## [Brief]
Copy every line of the listing that holds the string "sopra".

····················

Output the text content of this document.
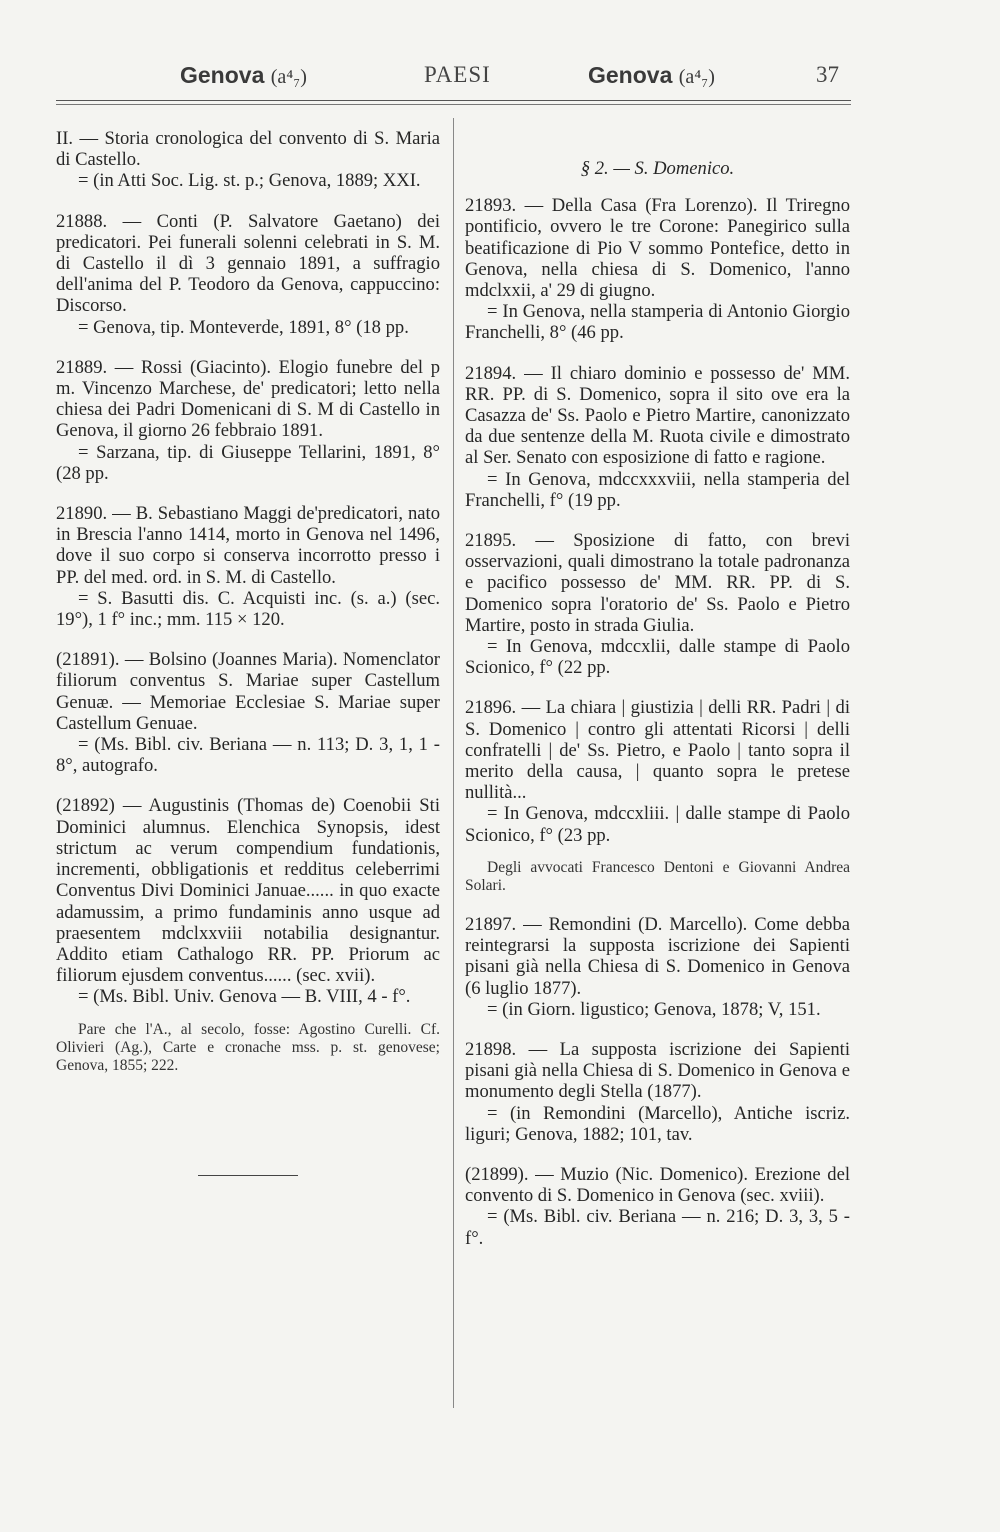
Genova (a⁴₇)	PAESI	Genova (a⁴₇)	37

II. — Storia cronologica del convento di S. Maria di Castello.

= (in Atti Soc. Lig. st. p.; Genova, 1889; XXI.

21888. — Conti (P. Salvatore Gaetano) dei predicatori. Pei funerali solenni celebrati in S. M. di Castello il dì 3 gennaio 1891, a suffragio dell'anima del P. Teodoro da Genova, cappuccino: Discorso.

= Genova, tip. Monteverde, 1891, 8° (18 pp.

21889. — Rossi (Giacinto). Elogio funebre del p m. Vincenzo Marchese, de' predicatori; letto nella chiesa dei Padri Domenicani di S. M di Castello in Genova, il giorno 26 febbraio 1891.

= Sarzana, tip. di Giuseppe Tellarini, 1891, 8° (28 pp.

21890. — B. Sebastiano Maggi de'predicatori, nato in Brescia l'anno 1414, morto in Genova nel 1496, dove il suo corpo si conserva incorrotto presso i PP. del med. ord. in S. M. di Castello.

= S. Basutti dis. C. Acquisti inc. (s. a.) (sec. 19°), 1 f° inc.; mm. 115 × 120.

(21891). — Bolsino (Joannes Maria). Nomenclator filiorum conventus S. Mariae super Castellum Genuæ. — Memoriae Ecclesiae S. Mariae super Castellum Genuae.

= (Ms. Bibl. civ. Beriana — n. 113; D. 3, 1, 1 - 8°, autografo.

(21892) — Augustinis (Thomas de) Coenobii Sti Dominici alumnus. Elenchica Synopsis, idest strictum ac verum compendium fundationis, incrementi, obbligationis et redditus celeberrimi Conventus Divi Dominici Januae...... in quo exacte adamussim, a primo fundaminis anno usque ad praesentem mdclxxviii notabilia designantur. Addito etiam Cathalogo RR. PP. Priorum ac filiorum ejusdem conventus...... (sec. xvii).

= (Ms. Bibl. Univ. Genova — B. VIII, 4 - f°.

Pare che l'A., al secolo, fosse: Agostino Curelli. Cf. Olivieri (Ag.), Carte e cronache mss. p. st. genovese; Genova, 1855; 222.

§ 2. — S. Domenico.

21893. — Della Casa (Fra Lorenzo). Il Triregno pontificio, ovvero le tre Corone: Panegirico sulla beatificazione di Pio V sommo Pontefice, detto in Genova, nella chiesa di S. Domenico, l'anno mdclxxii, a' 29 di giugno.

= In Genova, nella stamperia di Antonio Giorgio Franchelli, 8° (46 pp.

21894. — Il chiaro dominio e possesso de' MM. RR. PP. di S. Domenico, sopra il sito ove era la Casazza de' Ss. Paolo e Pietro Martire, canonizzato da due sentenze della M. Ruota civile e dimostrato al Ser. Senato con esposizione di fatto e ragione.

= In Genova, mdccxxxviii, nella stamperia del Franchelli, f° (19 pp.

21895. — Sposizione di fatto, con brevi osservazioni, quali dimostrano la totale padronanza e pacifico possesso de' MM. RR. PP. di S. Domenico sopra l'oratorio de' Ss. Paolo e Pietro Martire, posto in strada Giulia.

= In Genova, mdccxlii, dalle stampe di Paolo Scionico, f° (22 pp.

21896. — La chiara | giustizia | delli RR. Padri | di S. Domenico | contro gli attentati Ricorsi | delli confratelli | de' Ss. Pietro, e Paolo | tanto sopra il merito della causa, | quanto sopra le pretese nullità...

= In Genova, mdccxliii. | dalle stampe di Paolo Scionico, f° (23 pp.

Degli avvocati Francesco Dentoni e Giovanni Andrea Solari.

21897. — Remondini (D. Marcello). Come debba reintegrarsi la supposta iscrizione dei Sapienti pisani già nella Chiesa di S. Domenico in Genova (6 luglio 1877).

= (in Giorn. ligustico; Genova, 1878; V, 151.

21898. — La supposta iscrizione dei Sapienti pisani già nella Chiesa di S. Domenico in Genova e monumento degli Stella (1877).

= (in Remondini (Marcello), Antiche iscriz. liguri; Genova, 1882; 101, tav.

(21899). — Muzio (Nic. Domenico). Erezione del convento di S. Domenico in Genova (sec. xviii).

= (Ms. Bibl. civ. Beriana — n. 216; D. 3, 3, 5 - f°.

····················

## [Response]
21894. — Il chiaro dominio e possesso de' MM. RR. PP. di S. Domenico, sopra il sito ove era la Casazza de' Ss. Paolo e Pietro Martire, canonizzato da due sentenze della M. Ruota civile e dimostrato al Ser. Senato con esposizione di fatto e ragione.
21895. — Sposizione di fatto, con brevi osservazioni, quali dimostrano la totale padronanza e pacifico possesso de' MM. RR. PP. di S. Domenico sopra l'oratorio de' Ss. Paolo e Pietro Martire, posto in strada Giulia.
21896. — La chiara | giustizia | delli RR. Padri | di S. Domenico | contro gli attentati Ricorsi | delli confratelli | de' Ss. Pietro, e Paolo | tanto sopra il merito della causa, | quanto sopra le pretese nullità...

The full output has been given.